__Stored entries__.
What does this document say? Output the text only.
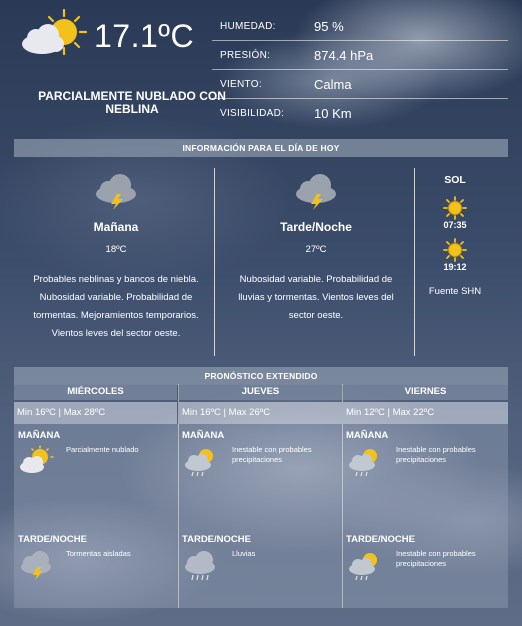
17.1ºC
PARCIALMENTE NUBLADO CON NEBLINA
HUMEDAD:	95 %
PRESIÓN:	874.4 hPa
VIENTO:	Calma
VISIBILIDAD:	10 Km
INFORMACIÓN PARA EL DÍA DE HOY
Mañana
18ºC
Probables neblinas y bancos de niebla. Nubosidad variable. Probabilidad de tormentas. Mejoramientos temporarios. Vientos leves del sector oeste.
Tarde/Noche
27ºC
Nubosidad variable. Probabilidad de lluvias y tormentas. Vientos leves del sector oeste.
SOL
07:35
19:12
Fuente SHN
PRONÓSTICO EXTENDIDO
MIÉRCOLES
Min 16ºC | Max 28ºC
MAÑANA
Parcialmente nublado
TARDE/NOCHE
Tormentas aisladas
JUEVES
Min 16ºC | Max 26ºC
MAÑANA
Inestable con probables precipitaciones
TARDE/NOCHE
Lluvias
VIERNES
Min 12ºC | Max 22ºC
MAÑANA
Inestable con probables precipitaciones
TARDE/NOCHE
Inestable con probables precipitaciones
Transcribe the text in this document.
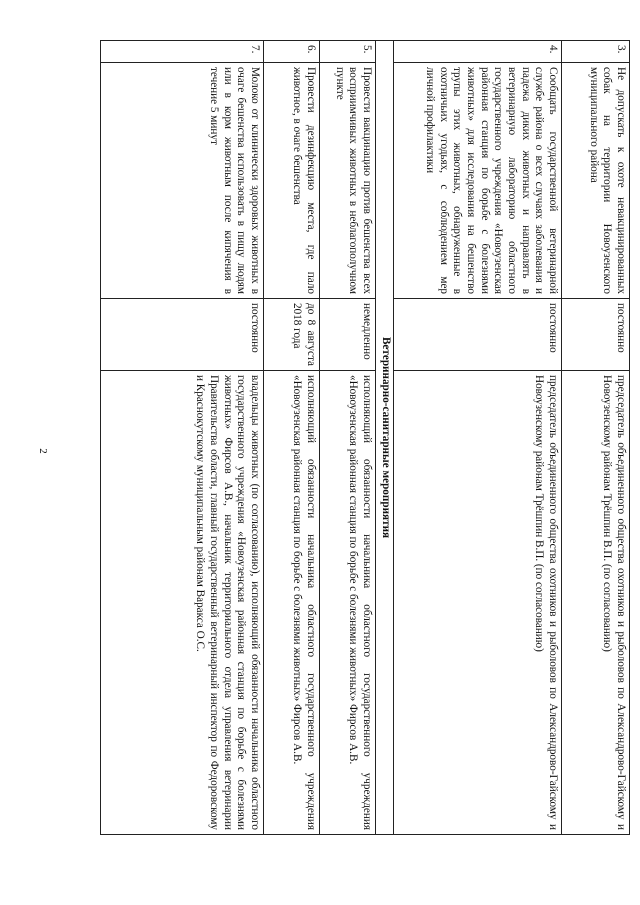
2
3.	Не допускать к охоте невакцинированных собак на территории Новоузенского муниципального района	постоянно	председатель объединенного общества охотников и рыболовов по Александрово-Гайскому и Новоузенскому районам Трёшпин В.П. (по согласованию)
4.	Сообщать государственной ветеринарной службе района о всех случаях заболевания и падежа диких животных и направлять в ветеринарную лабораторию областного государственного учреждения «Новоузенская районная станция по борьбе с болезнями животных» для исследования на бешенство трупы этих животных, обнаруженные в охотничьих угодьях, с соблюдением мер личной профилактики	постоянно	председатель объединенного общества охотников и рыболовов по Александрово-Гайскому и Новоузенскому районам Трёшпин В.П. (по согласованию)
Ветеринарно-санитарные мероприятия			
5.	Провести вакцинацию против бешенства всех восприимчивых животных в неблагополучном пункте	немедленно	исполняющий обязанности начальника областного государственного учреждения «Новоузенская районная станция по борьбе с болезнями животных» Фирсов А.В.
6.	Провести дезинфекцию места, где пало животное, в очаге бешенства	до 8 августа 2018 года	исполняющий обязанности начальника областного государственного учреждения «Новоузенская районная станция по борьбе с болезнями животных» Фирсов А.В.
7.	Молоко от клинически здоровых животных в очаге бешенства использовать в пищу людям или в корм животным после кипячения в течение 5 минут	постоянно	владельцы животных (по согласованию), исполняющий обязанности начальника областного государственного учреждения «Новоузенская районная станция по борьбе с болезнями животных» Фирсов А.В., начальник территориального отдела управления ветеринарии Правительства области, главный государственный ветеринарный инспектор по Федоровскому и Краснокутскому муниципальным районам Варакса О.С.
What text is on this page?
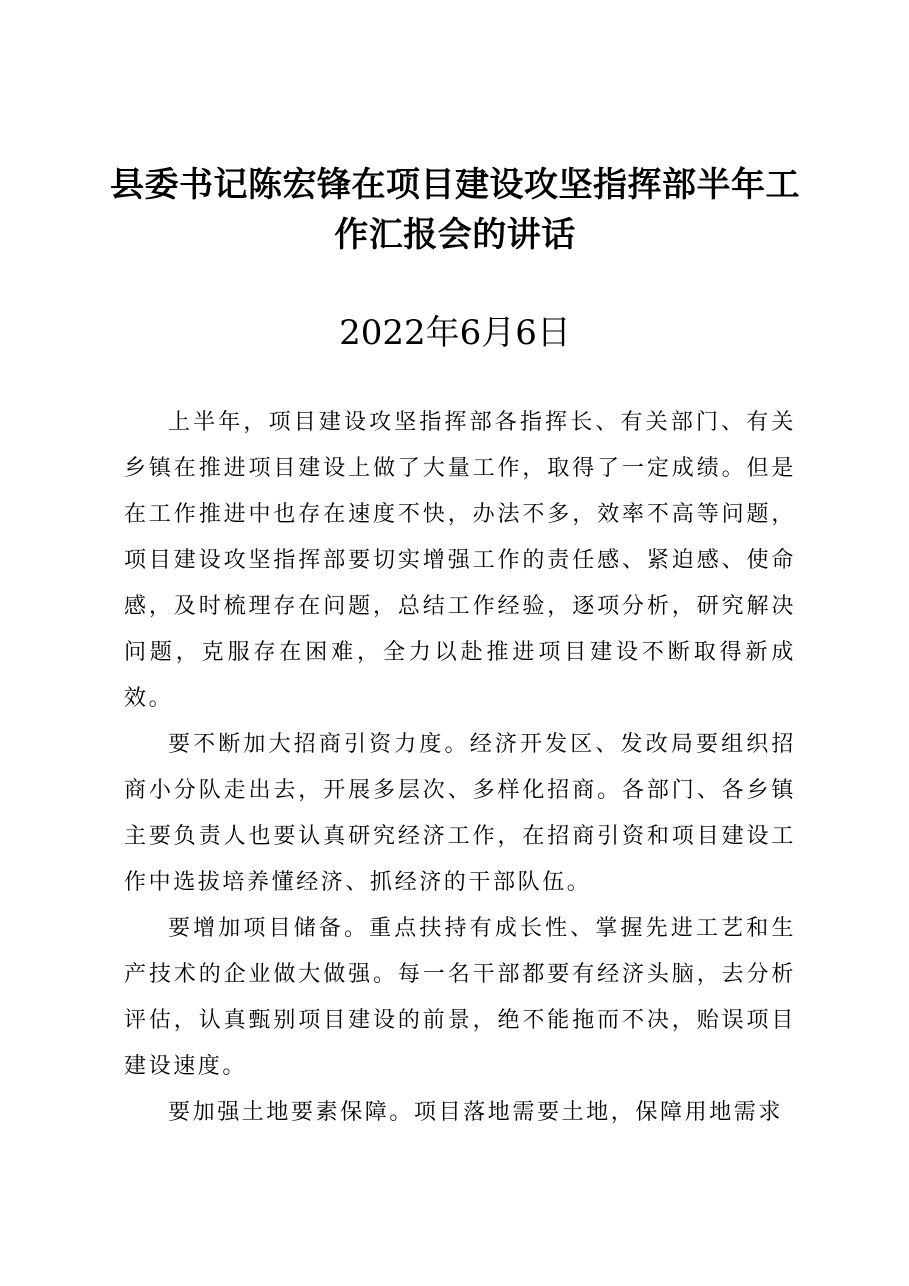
县委书记陈宏锋在项目建设攻坚指挥部半年工作汇报会的讲话
2022年6月6日

上半年，项目建设攻坚指挥部各指挥长、有关部门、有关乡镇在推进项目建设上做了大量工作，取得了一定成绩。但是在工作推进中也存在速度不快，办法不多，效率不高等问题，项目建设攻坚指挥部要切实增强工作的责任感、紧迫感、使命感，及时梳理存在问题，总结工作经验，逐项分析，研究解决问题，克服存在困难，全力以赴推进项目建设不断取得新成效。

要不断加大招商引资力度。经济开发区、发改局要组织招商小分队走出去，开展多层次、多样化招商。各部门、各乡镇主要负责人也要认真研究经济工作，在招商引资和项目建设工作中选拔培养懂经济、抓经济的干部队伍。

要增加项目储备。重点扶持有成长性、掌握先进工艺和生产技术的企业做大做强。每一名干部都要有经济头脑，去分析评估，认真甄别项目建设的前景，绝不能拖而不决，贻误项目建设速度。

要加强土地要素保障。项目落地需要土地，保障用地需求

__THE EXERCISE__.
Exclude all pictures and reproduce verbatim the lines running from the line that contains "What text is on this page?" to the end of the data above, both ends included.

__SOLUTION FOR THIS PROBLEM__.
What text is on this page?
县委书记陈宏锋在项目建设攻坚指挥部半年工作汇报会的讲话
2022年6月6日

上半年，项目建设攻坚指挥部各指挥长、有关部门、有关乡镇在推进项目建设上做了大量工作，取得了一定成绩。但是在工作推进中也存在速度不快，办法不多，效率不高等问题，项目建设攻坚指挥部要切实增强工作的责任感、紧迫感、使命感，及时梳理存在问题，总结工作经验，逐项分析，研究解决问题，克服存在困难，全力以赴推进项目建设不断取得新成效。

要不断加大招商引资力度。经济开发区、发改局要组织招商小分队走出去，开展多层次、多样化招商。各部门、各乡镇主要负责人也要认真研究经济工作，在招商引资和项目建设工作中选拔培养懂经济、抓经济的干部队伍。

要增加项目储备。重点扶持有成长性、掌握先进工艺和生产技术的企业做大做强。每一名干部都要有经济头脑，去分析评估，认真甄别项目建设的前景，绝不能拖而不决，贻误项目建设速度。

要加强土地要素保障。项目落地需要土地，保障用地需求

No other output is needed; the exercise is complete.